● **TASK TO CARRY OUT**
Indicate only the number of lines in the listing below in which the word "vitale" appears.

● **DATA EXCERPTS**
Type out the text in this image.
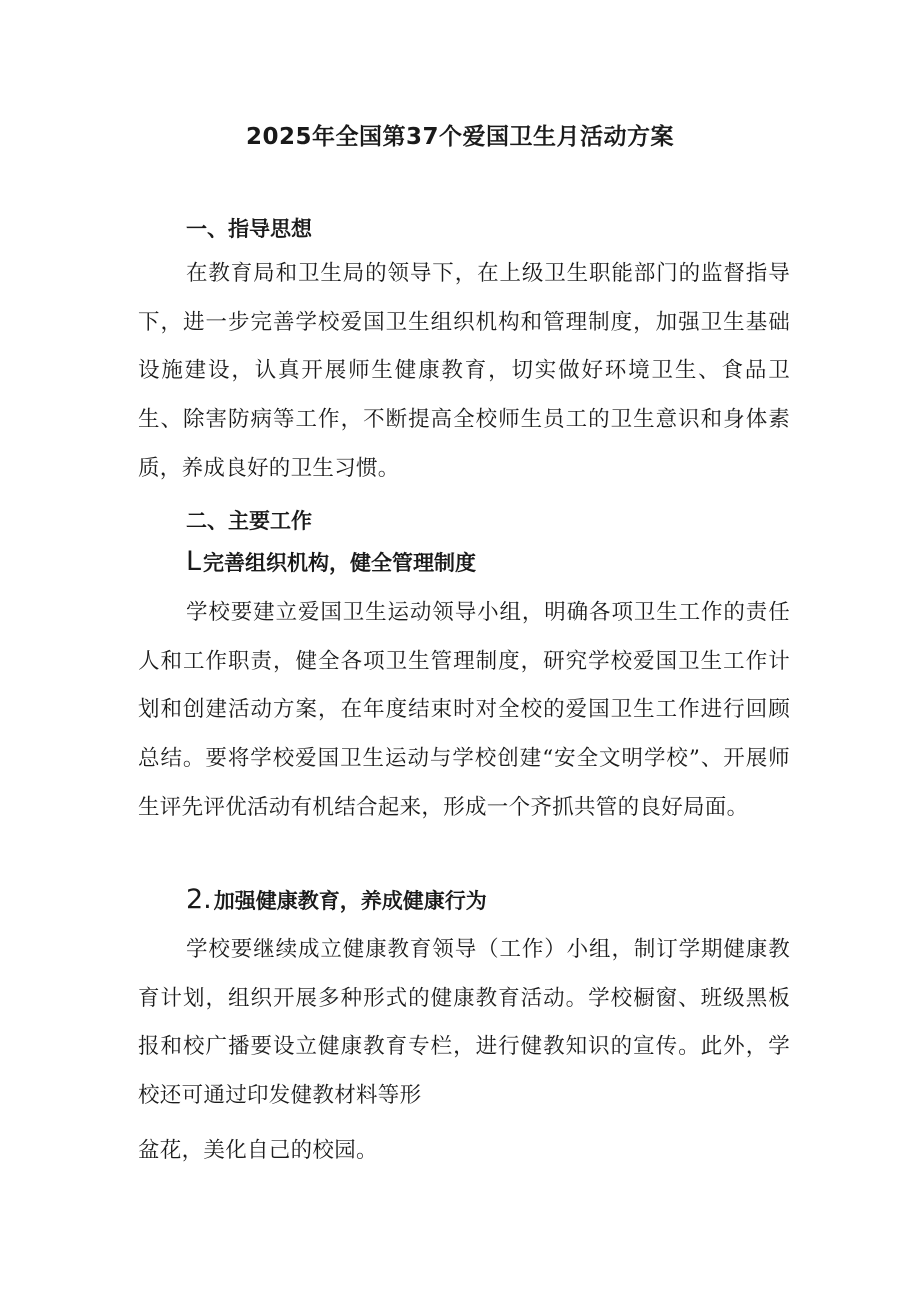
2025年全国第37个爱国卫生月活动方案
一、指导思想
在教育局和卫生局的领导下，在上级卫生职能部门的监督指导下，进一步完善学校爱国卫生组织机构和管理制度，加强卫生基础设施建设，认真开展师生健康教育，切实做好环境卫生、食品卫生、除害防病等工作，不断提高全校师生员工的卫生意识和身体素质，养成良好的卫生习惯。
二、主要工作
L完善组织机构，健全管理制度
学校要建立爱国卫生运动领导小组，明确各项卫生工作的责任人和工作职责，健全各项卫生管理制度，研究学校爱国卫生工作计划和创建活动方案，在年度结束时对全校的爱国卫生工作进行回顾总结。要将学校爱国卫生运动与学校创建“安全文明学校”、开展师生评先评优活动有机结合起来，形成一个齐抓共管的良好局面。
2.加强健康教育，养成健康行为
学校要继续成立健康教育领导（工作）小组，制订学期健康教育计划，组织开展多种形式的健康教育活动。学校橱窗、班级黑板报和校广播要设立健康教育专栏，进行健教知识的宣传。此外，学校还可通过印发健教材料等形
盆花，美化自己的校园。
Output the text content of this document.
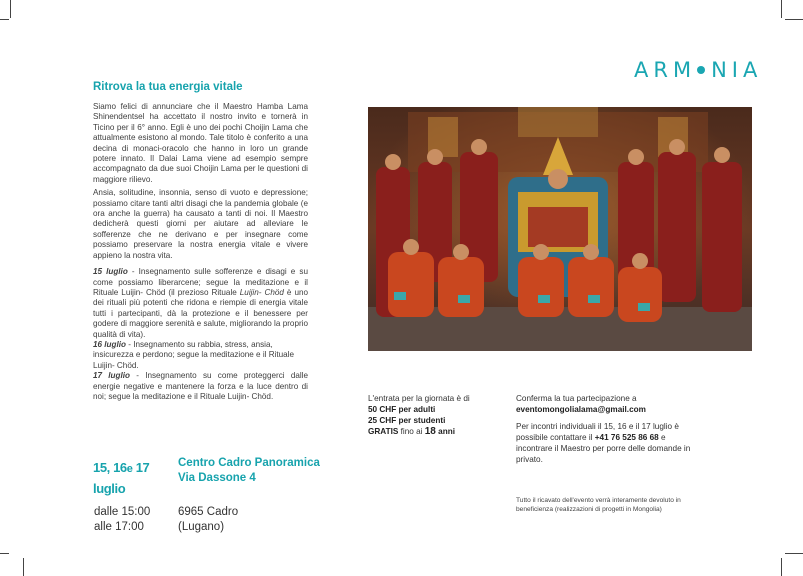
ARM NIA
Ritrova la tua energia vitale

Siamo felici di annunciare che il Maestro Hamba Lama Shinendentsel ha accettato il nostro invito e tornerà in Ticino per il 6° anno. Egli è uno dei pochi Choijin Lama che attualmente esistono al mondo. Tale titolo è conferito a una decina di monaci-oracolo che hanno in loro un grande potere innato. Il Dalai Lama viene ad esempio sempre accompagnato da due suoi Choijin Lama per le questioni di maggiore rilievo.

Ansia, solitudine, insonnia, senso di vuoto e depressione; possiamo citare tanti altri disagi che la pandemia globale (e ora anche la guerra) ha causato a tanti di noi. Il Maestro dedicherà questi giorni per aiutare ad alleviare le sofferenze che ne derivano e per insegnare come possiamo preservare la nostra energia vitale e vivere appieno la nostra vita.

15 luglio - Insegnamento sulle sofferenze e disagi e su come possiamo liberarcene; segue la meditazione e il Rituale Luijin- Chöd (il prezioso Rituale Luijin- Chöd è uno dei rituali più potenti che ridona e riempie di energia vitale tutti i partecipanti, dà la protezione e il benessere per godere di maggiore serenità e salute, migliorando la proprio qualità di vita).

16 luglio - Insegnamento su rabbia, stress, ansia, insicurezza e perdono; segue la meditazione e il Rituale Luijin- Chöd.

17 luglio - Insegnamento su come proteggerci dalle energie negative e mantenere la forza e la luce dentro di noi; segue la meditazione e il Rituale Luijin- Chöd.

15, 16e 17
luglio
Centro Cadro Panoramica
Via Dassone 4
dalle 15:00
alle 17:00
6965 Cadro
(Lugano)
L'entrata per la giornata è di
50 CHF per adulti
25 CHF per studenti
GRATIS fino ai 18 anni

Conferma la tua partecipazione a
eventomongolialama@gmail.com

Per incontri individuali il 15, 16 e il 17 luglio è possibile contattare il +41 76 525 86 68 e incontrare il Maestro per porre delle domande in privato.

Tutto il ricavato dell'evento verrà interamente devoluto in beneficienza (realizzazioni di progetti in Mongolia)
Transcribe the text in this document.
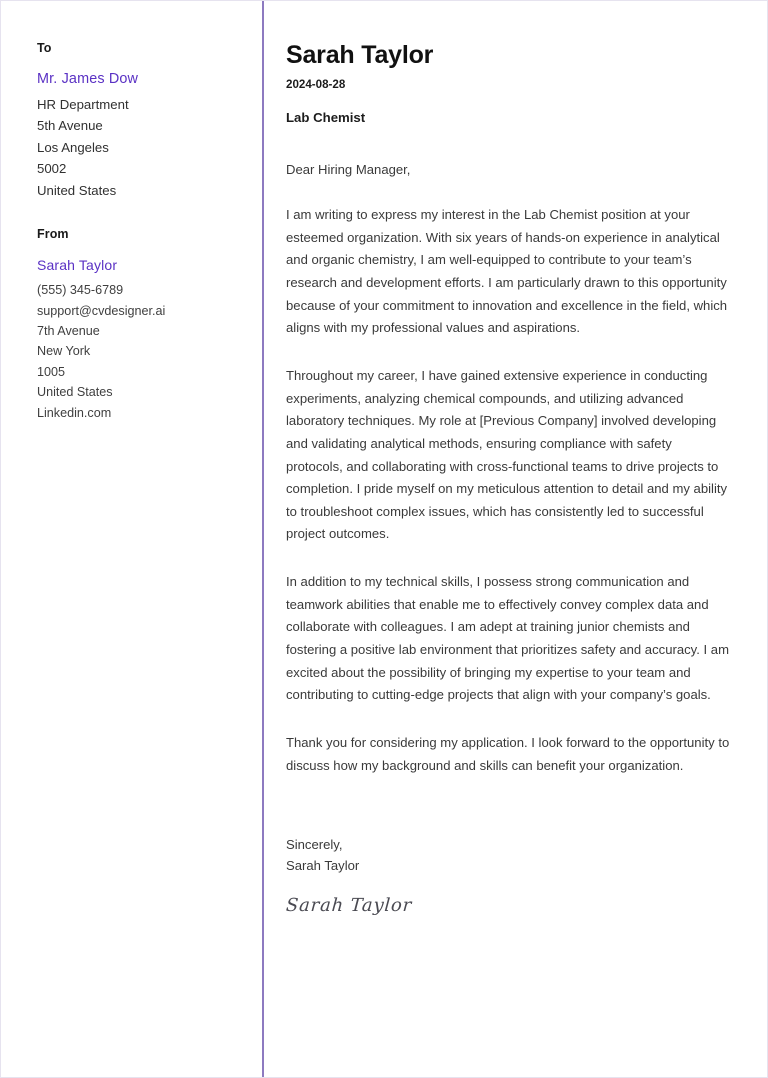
To
Mr. James Dow
HR Department
5th Avenue
Los Angeles
5002
United States
From
Sarah Taylor
(555) 345-6789
support@cvdesigner.ai
7th Avenue
New York
1005
United States
Linkedin.com
Sarah Taylor
2024-08-28
Lab Chemist

Dear Hiring Manager,

I am writing to express my interest in the Lab Chemist position at your esteemed organization. With six years of hands-on experience in analytical and organic chemistry, I am well-equipped to contribute to your team’s research and development efforts. I am particularly drawn to this opportunity because of your commitment to innovation and excellence in the field, which aligns with my professional values and aspirations.

Throughout my career, I have gained extensive experience in conducting experiments, analyzing chemical compounds, and utilizing advanced laboratory techniques. My role at [Previous Company] involved developing and validating analytical methods, ensuring compliance with safety protocols, and collaborating with cross-functional teams to drive projects to completion. I pride myself on my meticulous attention to detail and my ability to troubleshoot complex issues, which has consistently led to successful project outcomes.

In addition to my technical skills, I possess strong communication and teamwork abilities that enable me to effectively convey complex data and collaborate with colleagues. I am adept at training junior chemists and fostering a positive lab environment that prioritizes safety and accuracy. I am excited about the possibility of bringing my expertise to your team and contributing to cutting-edge projects that align with your company’s goals.

Thank you for considering my application. I look forward to the opportunity to discuss how my background and skills can benefit your organization.

Sincerely,
Sarah Taylor
Sarah Taylor
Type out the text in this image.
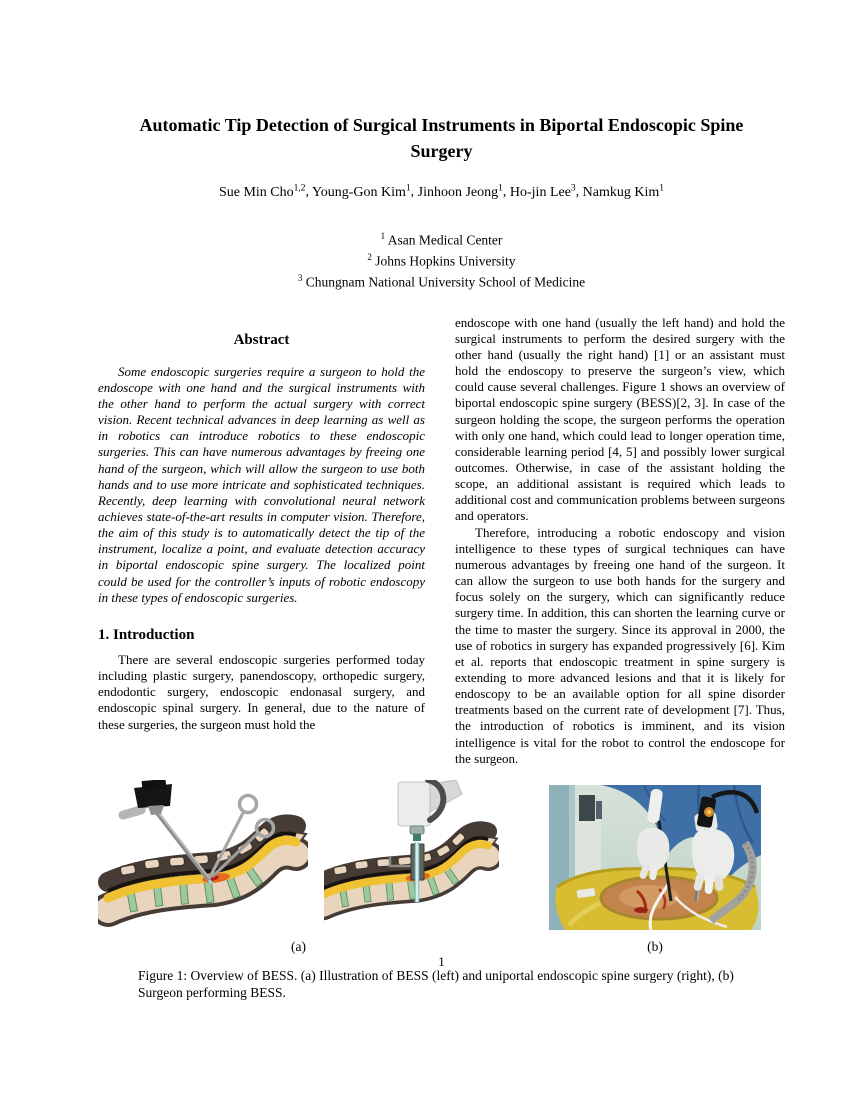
Automatic Tip Detection of Surgical Instruments in Biportal Endoscopic Spine Surgery
Sue Min Cho$^{1,2}$, Young-Gon Kim$^1$, Jinhoon Jeong$^1$, Ho-jin Lee$^3$, Namkug Kim$^1$
$^1$ Asan Medical Center
$^2$ Johns Hopkins University
$^3$ Chungnam National University School of Medicine
Abstract

Some endoscopic surgeries require a surgeon to hold the endoscope with one hand and the surgical instruments with the other hand to perform the actual surgery with correct vision. Recent technical advances in deep learning as well as in robotics can introduce robotics to these endoscopic surgeries. This can have numerous advantages by freeing one hand of the surgeon, which will allow the surgeon to use both hands and to use more intricate and sophisticated techniques. Recently, deep learning with convolutional neural network achieves state-of-the-art results in computer vision. Therefore, the aim of this study is to automatically detect the tip of the instrument, localize a point, and evaluate detection accuracy in biportal endoscopic spine surgery. The localized point could be used for the controller’s inputs of robotic endoscopy in these types of endoscopic surgeries.

1. Introduction

There are several endoscopic surgeries performed today including plastic surgery, panendoscopy, orthopedic surgery, endodontic surgery, endoscopic endonasal surgery, and endoscopic spinal surgery. In general, due to the nature of these surgeries, the surgeon must hold the

endoscope with one hand (usually the left hand) and hold the surgical instruments to perform the desired surgery with the other hand (usually the right hand) [1] or an assistant must hold the endoscopy to preserve the surgeon’s view, which could cause several challenges. Figure 1 shows an overview of biportal endoscopic spine surgery (BESS)[2, 3]. In case of the surgeon holding the scope, the surgeon performs the operation with only one hand, which could lead to longer operation time, considerable learning period [4, 5] and possibly lower surgical outcomes. Otherwise, in case of the assistant holding the scope, an additional assistant is required which leads to additional cost and communication problems between surgeons and operators.

Therefore, introducing a robotic endoscopy and vision intelligence to these types of surgical techniques can have numerous advantages by freeing one hand of the surgeon. It can allow the surgeon to use both hands for the surgery and focus solely on the surgery, which can significantly reduce surgery time. In addition, this can shorten the learning curve or the time to master the surgery. Since its approval in 2000, the use of robotics in surgery has expanded progressively [6]. Kim et al. reports that endoscopic treatment in spine surgery is extending to more advanced lesions and that it is likely for endoscopy to be an available option for all spine disorder treatments based on the current rate of development [7]. Thus, the introduction of robotics is imminent, and its vision intelligence is vital for the robot to control the endoscope for the surgeon.

(a)	(b)

Figure 1: Overview of BESS. (a) Illustration of BESS (left) and uniportal endoscopic spine surgery (right), (b) Surgeon performing BESS.

1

● **EXERCISE RESPONSE**
3